Work to be completed: Return the number of lines in which the word "level" appears; add nothing else.
Start
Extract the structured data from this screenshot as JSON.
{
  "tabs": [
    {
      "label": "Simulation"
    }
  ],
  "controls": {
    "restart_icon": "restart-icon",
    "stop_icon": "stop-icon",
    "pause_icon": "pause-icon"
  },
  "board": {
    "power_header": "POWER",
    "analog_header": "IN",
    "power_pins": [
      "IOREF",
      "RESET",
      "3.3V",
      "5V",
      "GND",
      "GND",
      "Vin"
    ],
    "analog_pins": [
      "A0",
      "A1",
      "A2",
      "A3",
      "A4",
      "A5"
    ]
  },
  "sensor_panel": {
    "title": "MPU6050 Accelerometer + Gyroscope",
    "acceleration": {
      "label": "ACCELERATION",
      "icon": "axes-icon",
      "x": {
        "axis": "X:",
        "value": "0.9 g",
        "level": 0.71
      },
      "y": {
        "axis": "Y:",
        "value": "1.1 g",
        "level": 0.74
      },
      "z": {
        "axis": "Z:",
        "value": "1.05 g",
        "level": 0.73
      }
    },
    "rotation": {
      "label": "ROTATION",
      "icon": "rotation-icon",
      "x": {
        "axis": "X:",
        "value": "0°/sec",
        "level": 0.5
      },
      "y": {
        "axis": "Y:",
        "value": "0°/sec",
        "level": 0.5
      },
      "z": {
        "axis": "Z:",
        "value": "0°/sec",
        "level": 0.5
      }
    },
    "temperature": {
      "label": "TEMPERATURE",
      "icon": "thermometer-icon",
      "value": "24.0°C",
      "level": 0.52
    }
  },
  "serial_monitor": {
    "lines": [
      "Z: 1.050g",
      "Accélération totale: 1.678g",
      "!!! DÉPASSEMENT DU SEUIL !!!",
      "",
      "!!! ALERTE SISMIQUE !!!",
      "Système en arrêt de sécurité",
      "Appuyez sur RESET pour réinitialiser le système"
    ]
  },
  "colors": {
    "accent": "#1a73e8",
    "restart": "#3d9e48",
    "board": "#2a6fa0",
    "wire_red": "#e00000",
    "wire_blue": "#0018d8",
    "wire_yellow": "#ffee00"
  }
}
End
Exercise response: 7